[Items from a data source]
◇ ◇ ◇ ◇ ◇

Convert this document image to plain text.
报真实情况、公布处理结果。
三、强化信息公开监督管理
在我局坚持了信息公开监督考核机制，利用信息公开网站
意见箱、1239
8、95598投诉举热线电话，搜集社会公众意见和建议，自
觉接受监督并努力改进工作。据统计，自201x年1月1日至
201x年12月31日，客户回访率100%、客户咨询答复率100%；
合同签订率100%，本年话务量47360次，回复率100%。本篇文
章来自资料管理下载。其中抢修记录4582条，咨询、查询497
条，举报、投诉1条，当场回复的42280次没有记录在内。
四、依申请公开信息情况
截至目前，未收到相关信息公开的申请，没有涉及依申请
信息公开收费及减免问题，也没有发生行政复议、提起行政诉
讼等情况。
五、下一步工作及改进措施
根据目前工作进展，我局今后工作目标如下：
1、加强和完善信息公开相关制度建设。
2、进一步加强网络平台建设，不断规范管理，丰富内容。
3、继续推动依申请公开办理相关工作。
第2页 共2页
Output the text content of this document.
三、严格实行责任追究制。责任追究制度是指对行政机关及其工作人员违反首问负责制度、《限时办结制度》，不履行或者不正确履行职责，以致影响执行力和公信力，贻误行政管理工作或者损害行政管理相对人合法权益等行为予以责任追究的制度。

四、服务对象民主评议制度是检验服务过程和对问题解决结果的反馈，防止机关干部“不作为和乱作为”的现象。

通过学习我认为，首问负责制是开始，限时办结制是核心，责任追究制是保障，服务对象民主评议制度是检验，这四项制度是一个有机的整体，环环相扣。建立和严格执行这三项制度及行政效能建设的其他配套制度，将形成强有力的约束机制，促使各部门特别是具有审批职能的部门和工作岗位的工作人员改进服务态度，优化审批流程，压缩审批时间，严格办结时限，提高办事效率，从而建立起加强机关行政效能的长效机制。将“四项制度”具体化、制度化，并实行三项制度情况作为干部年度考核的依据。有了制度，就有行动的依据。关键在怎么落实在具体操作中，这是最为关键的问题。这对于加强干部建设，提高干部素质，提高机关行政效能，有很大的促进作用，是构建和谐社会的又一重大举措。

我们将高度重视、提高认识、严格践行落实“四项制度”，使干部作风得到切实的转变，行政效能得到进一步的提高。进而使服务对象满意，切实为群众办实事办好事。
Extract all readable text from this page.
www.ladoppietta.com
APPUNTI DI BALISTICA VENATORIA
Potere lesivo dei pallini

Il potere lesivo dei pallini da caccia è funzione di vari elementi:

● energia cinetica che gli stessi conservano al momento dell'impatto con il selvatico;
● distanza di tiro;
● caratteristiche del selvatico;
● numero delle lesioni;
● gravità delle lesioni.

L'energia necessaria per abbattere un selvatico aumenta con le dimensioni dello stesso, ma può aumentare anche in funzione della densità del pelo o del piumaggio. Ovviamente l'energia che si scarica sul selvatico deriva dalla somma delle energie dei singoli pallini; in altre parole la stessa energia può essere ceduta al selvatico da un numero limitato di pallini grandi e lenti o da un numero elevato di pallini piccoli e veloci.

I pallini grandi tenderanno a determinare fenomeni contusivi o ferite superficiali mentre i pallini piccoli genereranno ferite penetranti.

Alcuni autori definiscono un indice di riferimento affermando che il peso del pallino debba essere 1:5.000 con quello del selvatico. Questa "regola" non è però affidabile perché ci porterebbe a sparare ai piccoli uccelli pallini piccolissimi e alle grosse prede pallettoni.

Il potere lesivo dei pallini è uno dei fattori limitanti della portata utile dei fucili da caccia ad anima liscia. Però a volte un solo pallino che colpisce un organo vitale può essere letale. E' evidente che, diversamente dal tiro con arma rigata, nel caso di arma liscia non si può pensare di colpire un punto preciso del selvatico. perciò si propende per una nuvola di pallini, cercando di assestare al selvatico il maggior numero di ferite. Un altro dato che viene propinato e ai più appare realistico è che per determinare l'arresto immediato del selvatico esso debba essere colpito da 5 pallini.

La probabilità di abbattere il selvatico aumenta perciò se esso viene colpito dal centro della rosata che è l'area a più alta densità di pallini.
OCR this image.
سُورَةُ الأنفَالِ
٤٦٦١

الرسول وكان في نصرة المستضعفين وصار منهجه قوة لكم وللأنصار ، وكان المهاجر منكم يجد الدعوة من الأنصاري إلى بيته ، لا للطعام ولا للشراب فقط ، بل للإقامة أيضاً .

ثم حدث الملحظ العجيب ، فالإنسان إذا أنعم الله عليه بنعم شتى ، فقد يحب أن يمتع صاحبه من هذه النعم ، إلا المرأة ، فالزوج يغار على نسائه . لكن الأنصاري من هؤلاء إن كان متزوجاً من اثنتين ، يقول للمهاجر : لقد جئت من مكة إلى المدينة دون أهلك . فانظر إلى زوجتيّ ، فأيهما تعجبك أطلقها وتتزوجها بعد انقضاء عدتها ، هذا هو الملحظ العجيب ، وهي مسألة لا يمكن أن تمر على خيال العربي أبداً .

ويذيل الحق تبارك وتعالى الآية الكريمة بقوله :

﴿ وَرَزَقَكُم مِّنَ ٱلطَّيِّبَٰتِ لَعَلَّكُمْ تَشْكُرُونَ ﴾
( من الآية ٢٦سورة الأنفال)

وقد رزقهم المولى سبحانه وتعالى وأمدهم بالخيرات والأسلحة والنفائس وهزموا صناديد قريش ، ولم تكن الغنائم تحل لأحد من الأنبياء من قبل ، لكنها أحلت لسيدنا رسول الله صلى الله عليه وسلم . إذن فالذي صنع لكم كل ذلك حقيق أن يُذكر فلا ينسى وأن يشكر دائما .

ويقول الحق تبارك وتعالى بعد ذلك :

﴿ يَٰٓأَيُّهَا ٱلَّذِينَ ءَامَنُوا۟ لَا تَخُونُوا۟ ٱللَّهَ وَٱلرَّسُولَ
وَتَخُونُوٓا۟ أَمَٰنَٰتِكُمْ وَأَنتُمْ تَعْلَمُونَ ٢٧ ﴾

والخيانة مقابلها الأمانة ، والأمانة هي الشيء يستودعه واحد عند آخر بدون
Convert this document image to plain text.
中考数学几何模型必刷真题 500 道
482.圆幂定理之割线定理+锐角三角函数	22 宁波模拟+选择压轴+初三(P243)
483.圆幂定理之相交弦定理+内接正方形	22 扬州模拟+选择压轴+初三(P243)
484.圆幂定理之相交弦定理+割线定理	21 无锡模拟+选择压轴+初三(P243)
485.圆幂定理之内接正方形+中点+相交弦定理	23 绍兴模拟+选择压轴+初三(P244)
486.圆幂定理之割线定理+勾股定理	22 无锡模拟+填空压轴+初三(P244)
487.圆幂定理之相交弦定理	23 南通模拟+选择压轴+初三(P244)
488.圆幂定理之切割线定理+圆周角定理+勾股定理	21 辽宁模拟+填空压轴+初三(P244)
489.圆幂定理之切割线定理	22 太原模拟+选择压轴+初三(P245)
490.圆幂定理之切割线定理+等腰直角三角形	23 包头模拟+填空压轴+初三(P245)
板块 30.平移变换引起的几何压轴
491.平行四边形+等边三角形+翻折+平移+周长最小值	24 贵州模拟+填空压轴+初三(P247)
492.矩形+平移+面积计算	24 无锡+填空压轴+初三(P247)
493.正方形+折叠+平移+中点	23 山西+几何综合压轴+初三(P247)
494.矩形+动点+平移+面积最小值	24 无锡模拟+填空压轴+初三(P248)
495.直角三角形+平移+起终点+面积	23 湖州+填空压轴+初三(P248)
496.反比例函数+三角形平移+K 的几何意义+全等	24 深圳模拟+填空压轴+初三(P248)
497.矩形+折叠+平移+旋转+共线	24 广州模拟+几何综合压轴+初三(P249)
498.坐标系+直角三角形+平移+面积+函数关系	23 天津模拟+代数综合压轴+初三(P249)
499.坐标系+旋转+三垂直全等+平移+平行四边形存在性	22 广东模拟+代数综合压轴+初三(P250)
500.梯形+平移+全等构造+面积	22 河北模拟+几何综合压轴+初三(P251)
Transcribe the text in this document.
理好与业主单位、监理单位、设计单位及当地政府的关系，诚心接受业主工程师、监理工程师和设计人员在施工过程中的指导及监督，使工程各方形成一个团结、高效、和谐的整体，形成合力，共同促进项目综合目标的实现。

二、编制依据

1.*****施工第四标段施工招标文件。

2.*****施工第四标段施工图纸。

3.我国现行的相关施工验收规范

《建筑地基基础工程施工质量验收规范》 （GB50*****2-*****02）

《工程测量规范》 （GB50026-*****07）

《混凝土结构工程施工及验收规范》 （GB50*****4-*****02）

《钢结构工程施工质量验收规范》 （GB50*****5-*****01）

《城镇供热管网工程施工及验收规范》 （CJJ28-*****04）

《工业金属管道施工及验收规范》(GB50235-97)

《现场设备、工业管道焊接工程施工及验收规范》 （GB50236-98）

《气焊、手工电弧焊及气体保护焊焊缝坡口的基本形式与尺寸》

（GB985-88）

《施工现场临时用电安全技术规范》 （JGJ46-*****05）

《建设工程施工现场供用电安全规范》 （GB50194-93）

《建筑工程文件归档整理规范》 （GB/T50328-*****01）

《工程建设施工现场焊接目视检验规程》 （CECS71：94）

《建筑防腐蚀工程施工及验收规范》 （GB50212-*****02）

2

◇ ◇ ◇ ◇ ◇

Task to carry out
Give the count of lines containing "densità", with no added text.

Expected answer
2